— start THE DATA —

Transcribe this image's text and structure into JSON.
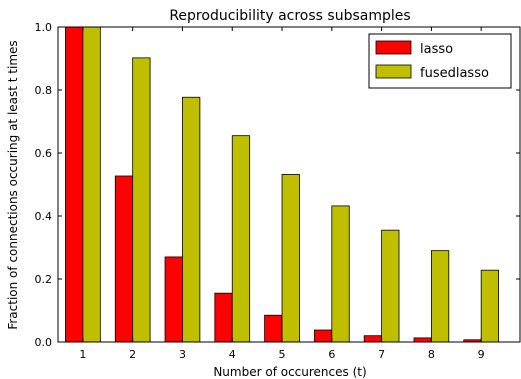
{
  "chart_data": {
    "type": "bar",
    "title": "Reproducibility across subsamples",
    "xlabel": "Number of occurences (t)",
    "ylabel": "Fraction of connections occuring at least t times",
    "categories": [
      "1",
      "2",
      "3",
      "4",
      "5",
      "6",
      "7",
      "8",
      "9"
    ],
    "series": [
      {
        "name": "lasso",
        "color": "#ff0000",
        "values": [
          1.0,
          0.527,
          0.27,
          0.155,
          0.085,
          0.038,
          0.02,
          0.013,
          0.007
        ]
      },
      {
        "name": "fusedlasso",
        "color": "#bfbf00",
        "values": [
          1.0,
          0.902,
          0.777,
          0.655,
          0.532,
          0.432,
          0.355,
          0.29,
          0.228
        ]
      }
    ],
    "ylim": [
      0.0,
      1.0
    ],
    "yticks": [
      "0.0",
      "0.2",
      "0.4",
      "0.6",
      "0.8",
      "1.0"
    ],
    "grid": false,
    "legend_position": "top-right"
  }
}
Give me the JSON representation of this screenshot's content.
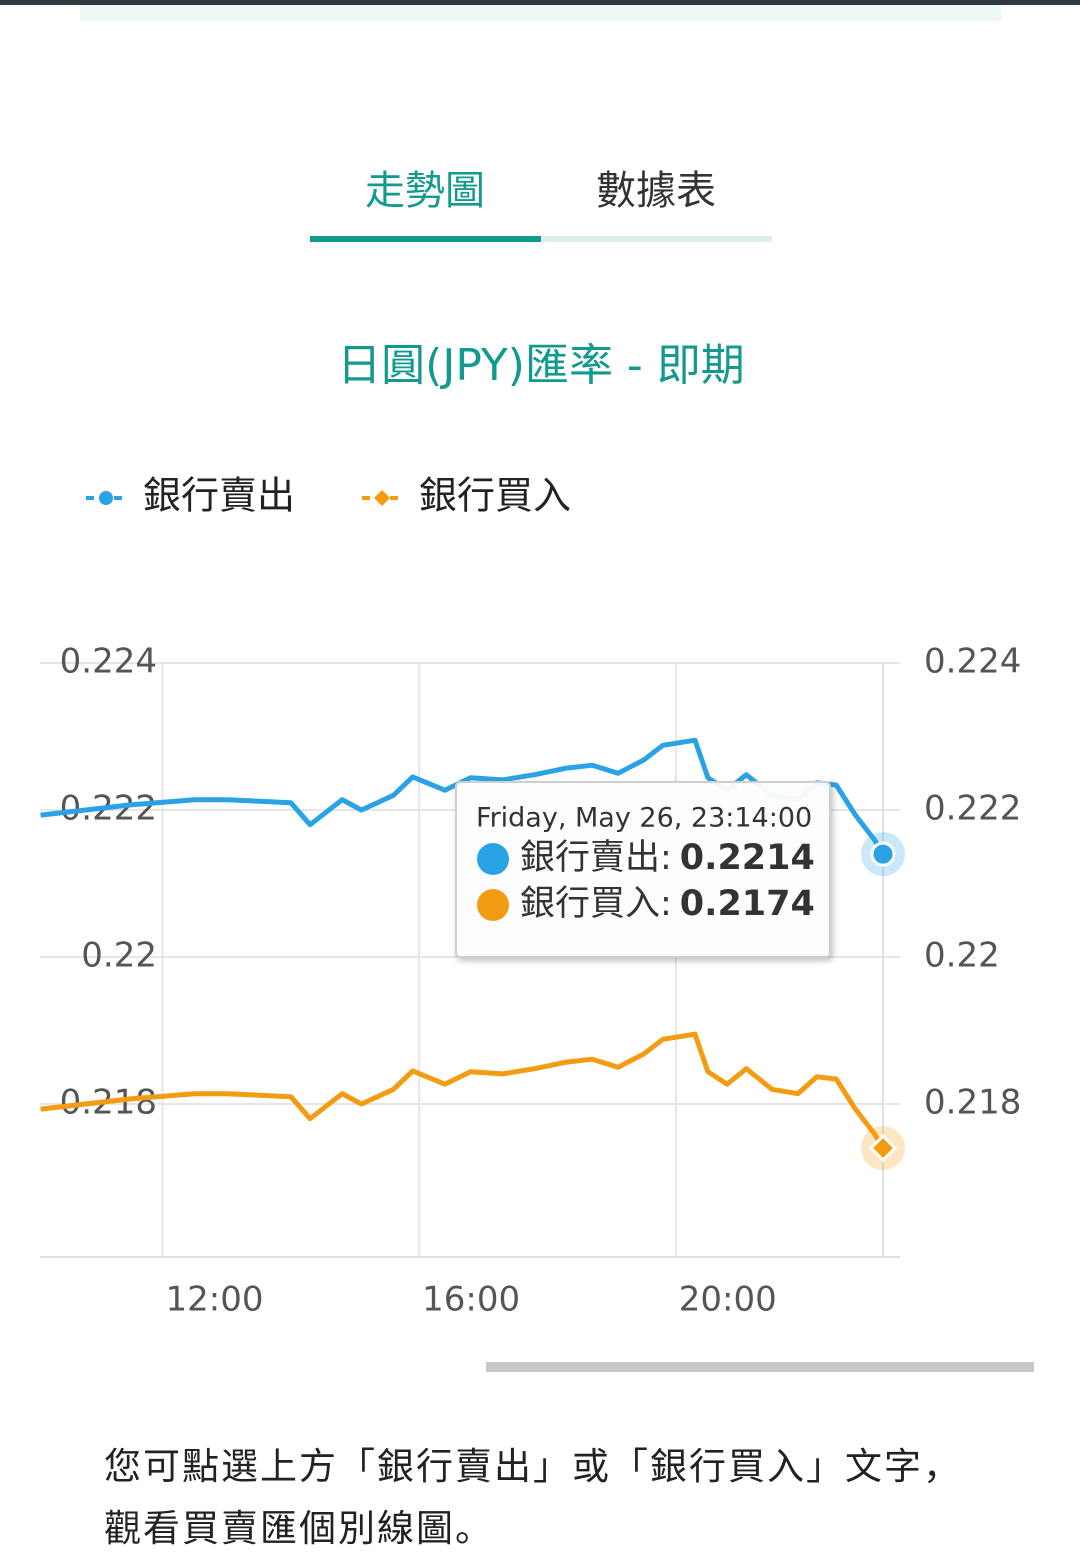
{
  "tabs": [
    "走勢圖",
    "數據表"
  ],
  "chart_data": {
    "type": "line",
    "title": "日圓(JPY)匯率 - 即期",
    "x": [
      10.1,
      11.5,
      12.5,
      13,
      14,
      14.3,
      14.8,
      15.1,
      15.6,
      15.9,
      16.4,
      16.8,
      17.3,
      17.8,
      18.3,
      18.7,
      19.1,
      19.5,
      19.8,
      20.3,
      20.5,
      20.8,
      21.1,
      21.5,
      21.9,
      22.2,
      22.5,
      22.8,
      23.1,
      23.23
    ],
    "series": [
      {
        "name": "銀行賣出",
        "color": "#2aa2e6",
        "values": [
          0.22193,
          0.22207,
          0.22214,
          0.22214,
          0.2221,
          0.2218,
          0.22214,
          0.222,
          0.2222,
          0.22245,
          0.22227,
          0.22244,
          0.22241,
          0.22248,
          0.22257,
          0.22261,
          0.2225,
          0.22268,
          0.22288,
          0.22295,
          0.22244,
          0.22227,
          0.22248,
          0.2222,
          0.22214,
          0.22237,
          0.22234,
          0.22193,
          0.22159,
          0.2214
        ]
      },
      {
        "name": "銀行買入",
        "color": "#f39c12",
        "values": [
          0.21793,
          0.21807,
          0.21814,
          0.21814,
          0.2181,
          0.2178,
          0.21814,
          0.218,
          0.2182,
          0.21845,
          0.21827,
          0.21844,
          0.21841,
          0.21848,
          0.21857,
          0.21861,
          0.2185,
          0.21868,
          0.21888,
          0.21895,
          0.21844,
          0.21827,
          0.21848,
          0.2182,
          0.21814,
          0.21837,
          0.21834,
          0.21793,
          0.21759,
          0.2174
        ]
      }
    ],
    "xlim": [
      10.09,
      23.23
    ],
    "xticks": [
      {
        "value": 12,
        "label": "12:00"
      },
      {
        "value": 16,
        "label": "16:00"
      },
      {
        "value": 20,
        "label": "20:00"
      }
    ],
    "ylim": [
      0.216,
      0.224
    ],
    "yticks": [
      0.224,
      0.222,
      0.22,
      0.218
    ],
    "y2lim": [
      0.216,
      0.224
    ],
    "y2ticks": [
      0.224,
      0.222,
      0.22,
      0.218
    ],
    "grid": true,
    "legend": "top-left",
    "tooltip": {
      "title": "Friday, May 26, 23:14:00",
      "labels": [
        "銀行賣出:",
        "銀行買入:"
      ]
    }
  },
  "footer": "您可點選上方「銀行賣出」或「銀行買入」文字，觀看買賣匯個別線圖。"
}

— end THE DATA —

### YOUR OBJECTIVE
Lines that include the word "name" — how many are there in the data? Answer with the number alone.

### WRITTEN RESPONSE
4